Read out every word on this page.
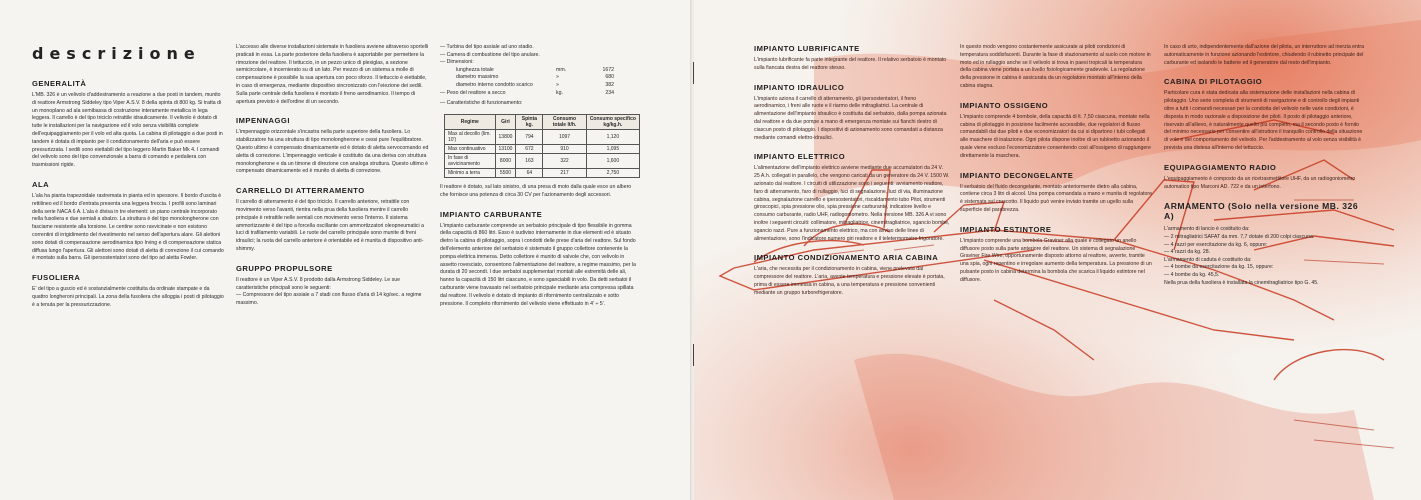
descrizione
GENERALITÀ

L'MB. 326 è un velivolo d'addestramento a reazione a due posti in tandem, munito di reattore Armstrong Siddeley tipo Viper A.S.V. 8 della spinta di 800 kg. Si tratta di un monoplano ad ala semibassa di costruzione interamente metallica in lega leggera. Il carrello è del tipo triciclo retrattile idraulicamente. Il velivolo è dotato di tutte le installazioni per la navigazione ed il volo senza visibilità complete dell'equipaggiamento per il volo ed alta quota. La cabina di pilotaggio a due posti in tandem è dotata di impianto per il condizionamento dell'aria e può essere pressurizzata. I sedili sono eiettabili del tipo leggero Martin Baker Mk 4. I comandi del velivolo sono del tipo convenzionale a barra di comando e pedaliera con trasmissioni rigide.

ALA

L'ala ha pianta trapezoidale rastremata in pianta ed in spessore. Il bordo d'uscita è rettilineo ed il bordo d'entrata presenta una leggera freccia. I profili sono laminari della serie NACA 6 A. L'ala è divisa in tre elementi: un piano centrale incorporato nella fusoliera e due semiali a sbalzo. La struttura è del tipo monolongherone con fasciame resistente alla torsione. Le centine sono ravvicinate e non esistono correntini di irrigidimento del rivestimento nel senso dell'apertura alare. Gli alettoni sono dotati di compensazione aerodinamica tipo Irving e di compensazione statica diffusa lungo l'apertura. Gli alettoni sono dotati di aletta di correzione il cui comando è montato sulla barra. Gli ipersostentatori sono del tipo ad aletta Fowler.

FUSOLIERA

E' del tipo a guscio ed è sostanzialmente costituita da ordinate stampate e da quattro longheroni principali. La zona della fusoliera che alloggia i posti di pilotaggio è a tenuta per la pressurizzazione.

L'accesso alle diverse installazioni sistemate in fusoliera avviene attraverso sportelli praticati in essa. La parte posteriore della fusoliera è asportabile per permettere la rimozione del reattore. Il tettuccio, in un pezzo unico di plexiglas, a sezione semicircolare, è incernierato su di un lato. Per mezzo di un sistema a molle di compensazione è possibile la sua apertura con poco sforzo. Il tettuccio è eiettabile, in caso di emergenza, mediante dispositivo sincronizzato con l'eiezione dei sedili. Sulla parte centrale della fusoliera è montato il freno aerodinamico. Il tempo di apertura previsto è dell'ordine di un secondo.

IMPENNAGGI

L'impennaggio orizzontale s'incastra nella parte superiore della fusoliera. Lo stabilizzatore ha una struttura di tipo monolongherone e cessi pure l'equilibratore. Questo ultimo è compensato dinamicamente ed è dotato di aletta servocomando ed aletta di correzione. L'impennaggio verticale è costituito da una deriva con struttura monolongherone e da un timone di direzione con analoga struttura. Questo ultimo è compensato dinamicamente ed è munito di aletta di correzione.

CARRELLO DI ATTERRAMENTO

Il carrello di atterramento è del tipo triciclo. Il carrello anteriore, retrattile con movimento verso l'avanti, rientra nella prua della fusoliera mentre il carrello principale è retrattile nelle semiali con movimento verso l'interno. Il sistema ammortizzante è del tipo a forcella oscillante con ammortizzatori oleopneumatici a luci di trafilamento variabili. Le ruote del carrello principale sono munite di freni idraulici; la ruota del carrello anteriore è orientabile ed è munita di dispositivo anti-shimmy.

GRUPPO PROPULSORE

Il reattore è un Viper A.S.V. 8 prodotto dalla Armstrong Siddeley. Le sue caratteristiche principali sono le seguenti:

— Compressore del tipo assiale a 7 stadi con flusso d'aria di 14 kg/sec. a regime massimo.

— Turbina del tipo assiale ad uno stadio.
— Camera di combustione del tipo anulare.
— Dimensioni:
lunghezza totale	mm.	1672
diametro massimo	»	680
diametro interno condotto scarico	»	382
— Peso del reattore a secco	kg.	234

— Caratteristiche di funzionamento:

Regime	Giri	Spinta kg.	Consumo totale lt/h.	Consumo specifico kg/kg.h.
Max al decollo (lim. 10')	13800	794	1097	1,120
Max continuativo	13100	672	910	1,095
In fase di avvicinamento	8000	163	322	1,600
Minimo a terra	5500	64	217	2,750

Il reattore è dotato, sul lato sinistro, di una presa di moto dalla quale esce un albero che fornisce una potenza di circa 30 CV per l'azionamento degli accessori.

IMPIANTO CARBURANTE

L'impianto carburante comprende un serbatoio principale di tipo flessibile in gomma della capacità di 860 litri. Esso è sudiviso internamente in due elementi ed è situato dietro la cabina di pilotaggio, sopra i condotti delle prese d'aria del reattore. Sul fondo dell'elemento anteriore del serbatoio è sistemato il gruppo collettore contenente la pompa elettrica immersa. Detto collettore è munito di valvole che, con velivolo in assetto rovesciato, consentono l'alimentazione del reattore, a regime massimo, per la durata di 20 secondi. I due serbatoi supplementari montati alle estremità delle ali, hanno la capacità di 150 litri ciascuno, e sono sganciabili in volo. Da detti serbatoi il carburante viene travasato nel serbatoio principale mediante aria compressa spillata dal reattore. Il velivolo è dotato di impianto di rifornimento centralizzato e sotto pressione. Il completo rifornimento del velivolo viene effettuato in 4' ÷ 5'.

IMPIANTO LUBRIFICANTE

L'impianto lubrificante fa parte integrante del reattore. Il relativo serbatoio è montato sulla fiancata destra del reattore stesso.

IMPIANTO IDRAULICO

L'impianto aziona il carrello di atterramento, gli ipersostentatori, il freno aerodinamico, i freni alle ruote e il riarmo delle mitragliatrici. La centrale di alimentazione dell'impianto idraulico è costituita dal serbatoio, dalla pompa azionata dal reattore e da due pompe a mano di emergenza montate sui fianchi destro di ciascun posto di pilotaggio. I dispositivi di azionamento sono comandati a distanza mediante comandi elettro-idraulici.

IMPIANTO ELETTRICO

L'alimentazione dell'impianto elettrico avviene mediante due accumulatori da 24 V. 25 A.h. collegati in parallelo, che vengono caricati da un generatore da 24 V. 1500 W. azionato dal reattore. I circuiti di utilizzazione sono i seguenti: avviamento reattore, faro di atterramento, faro di rullaggio, luci di segnalazione, luci di via, illuminazione cabina, segnalazione carrello e ipersostentatori, riscaldamento tubo Pitot, strumenti giroscopici, spia pressione olio, spia pressione carburante, indicatore livello e consumo carburante, radio UHF, radiogoniometro. Nella versione MB. 326 A vi sono inoltre i seguenti circuiti: collimatore, mitragliatrice, cinemitragliatrice, sgancio bombe, sgancio razzi. Pure a funzionamento elettrico, ma con avviso delle linee di alimentazione, sono l'indicatore numero giri reattore e il teletermometro frigoratore.

IMPIANTO CONDIZIONAMENTO ARIA CABINA

L'aria, che necessita per il condizionamento in cabina, viene prelevata dal compressore del reattore. L'aria, avente temperatura e pressione elevate è portata, prima di essere immessa in cabina, a una temperatura e pressione convenienti mediante un gruppo turborefrigeratore.

In questo modo vengono costantemente assicurate ai piloti condizioni di temperatura soddisfacenti. Durante la fase di stazionamento al suolo con motore in moto ed in rullaggio anche se il velivolo si trova in paesi tropicali la temperatura della cabina viene portata a un livello fisiologicamente gradevole. La regolazione della pressione in cabina è assicurata da un regolatore montato all'interno della cabina stagna.

IMPIANTO OSSIGENO

L'impianto comprende 4 bombole, della capacità di lt. 7,50 ciascuna, montate nella cabina di pilotaggio in posizione facilmente accessibile, due regolatori di flusso comandabili dai due piloti e due economizzatori da cui si dipartono i tubi collegati alle maschere di inalazione. Ogni pilota dispone inoltre di un rubinetto azionando il quale viene escluso l'economizzatore consentendo così all'ossigeno di raggiungere direttamente la maschera.

IMPIANTO DECONGELANTE

Il serbatoio del fluido decongelante, montato anteriormente dietro alla cabina, contiene circa 3 litri di alcool. Una pompa comandata a mano e munita di regolatore è sistemata sul cruscotto. Il liquido può venire inviato tramite un ugello sulla superficie del parabrezza.

IMPIANTO ESTINTORE

L'impianto comprende una bombola Graviner alla quale è collegato un anello diffusore posto sulla parte anteriore del reattore. Un sistema di segnalazione Graviner Fire Wire, opportunamente disposto attorno al reattore, avverte, tramite una spia, ogni repentino e irregolare aumento della temperatura. La pressione di un pulsante posto in cabina determina la bombola che scarica il liquido estintore nel diffusore.

In caso di urto, indipendentemente dall'azione del pilota, un interruttore ad inerzia entra automaticamente in funzione azionando l'estintore, chiudendo il rubinetto principale del carburante ed isolando le batterie ed il generatore dal resto dell'impianto.

CABINA DI PILOTAGGIO

Particolare cura è stata dedicata alla sistemazione delle installazioni nella cabina di pilotaggio. Uno serie completa di strumenti di navigazione e di controllo degli impianti oltre a tutti i comandi necessari per la condotta del velivolo nelle varie condizioni, è disposta in modo razionale a disposizione dei piloti. Il posto di pilotaggio anteriore, riservato all'allievo, è naturalmente quello più completo, ma il secondo posto è fornito del minimo necessario per consentire all'istruttore il tranquillo controllo della situazione di volo e del comportamento del velivolo. Per l'addestramento al volo senza visibilità è prevista una distesa all'interno del tettuccio.

EQUIPAGGIAMENTO RADIO

L'equipaggiamento è composto da un ricetrasmettitore UHF, da un radiogoniometro automatico tipo Marconi AD. 722 e da un interfono.

ARMAMENTO (Solo nella versione MB. 326 A)
L'armamento di lancio è costituito da:
— 2 mitragliatrici SAFAT da mm. 7,7 dotate di 200 colpi ciascuna.
— 4 razzi per esercitazione da kg. 6, oppure:
— 4 razzi da kg. 28.
L'armamento di caduta è costituito da:
— 4 bombe da esercitazione da kg. 15, oppure:
— 4 bombe da kg. 45,5.
Nella prua della fusoliera è installata la cinemitragliatrice tipo G. 45.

==*==

**Stated exercise**
In the lines above, locate the string "livello". Copy every line where it occurs.

**Solved exercise**
L'alimentazione dell'impianto elettrico avviene mediante due accumulatori da 24 V. 25 A.h. collegati in parallelo, che vengono caricati da un generatore da 24 V. 1500 W. azionato dal reattore. I circuiti di utilizzazione sono i seguenti: avviamento reattore, faro di atterramento, faro di rullaggio, luci di segnalazione, luci di via, illuminazione cabina, segnalazione carrello e ipersostentatori, riscaldamento tubo Pitot, strumenti giroscopici, spia pressione olio, spia pressione carburante, indicatore livello e consumo carburante, radio UHF, radiogoniometro. Nella versione MB. 326 A vi sono inoltre i seguenti circuiti: collimatore, mitragliatrice, cinemitragliatrice, sgancio bombe, sgancio razzi. Pure a funzionamento elettrico, ma con avviso delle linee di alimentazione, sono l'indicatore numero giri reattore e il teletermometro frigoratore.
In questo modo vengono costantemente assicurate ai piloti condizioni di temperatura soddisfacenti. Durante la fase di stazionamento al suolo con motore in moto ed in rullaggio anche se il velivolo si trova in paesi tropicali la temperatura della cabina viene portata a un livello fisiologicamente gradevole. La regolazione della pressione in cabina è assicurata da un regolatore montato all'interno della cabina stagna.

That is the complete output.